* GOAL *
Return only the number of lines holding the word "outputs".
--- Begin DATA SHOWN ---
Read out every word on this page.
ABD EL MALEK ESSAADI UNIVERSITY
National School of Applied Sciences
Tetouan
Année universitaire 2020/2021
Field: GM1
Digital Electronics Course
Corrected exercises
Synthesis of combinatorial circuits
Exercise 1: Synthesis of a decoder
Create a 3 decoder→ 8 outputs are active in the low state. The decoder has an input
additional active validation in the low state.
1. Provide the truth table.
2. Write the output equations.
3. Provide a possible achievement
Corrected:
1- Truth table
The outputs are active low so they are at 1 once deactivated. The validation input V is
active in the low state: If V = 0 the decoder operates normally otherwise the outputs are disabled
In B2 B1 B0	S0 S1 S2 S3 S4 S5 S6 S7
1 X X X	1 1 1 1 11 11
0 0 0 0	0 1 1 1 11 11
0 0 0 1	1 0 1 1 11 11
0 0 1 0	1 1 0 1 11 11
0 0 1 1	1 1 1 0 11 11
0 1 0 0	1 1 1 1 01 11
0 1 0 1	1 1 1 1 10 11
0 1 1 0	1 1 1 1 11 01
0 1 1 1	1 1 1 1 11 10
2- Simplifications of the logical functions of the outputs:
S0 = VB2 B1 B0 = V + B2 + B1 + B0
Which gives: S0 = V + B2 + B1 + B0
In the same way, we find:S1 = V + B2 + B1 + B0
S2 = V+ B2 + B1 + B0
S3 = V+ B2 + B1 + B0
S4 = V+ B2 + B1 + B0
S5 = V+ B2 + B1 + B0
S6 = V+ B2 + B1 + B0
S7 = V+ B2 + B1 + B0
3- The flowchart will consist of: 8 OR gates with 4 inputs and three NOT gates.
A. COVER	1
--- End DATA SHOWN ---
* RESPONSE TO THIS TASK *
4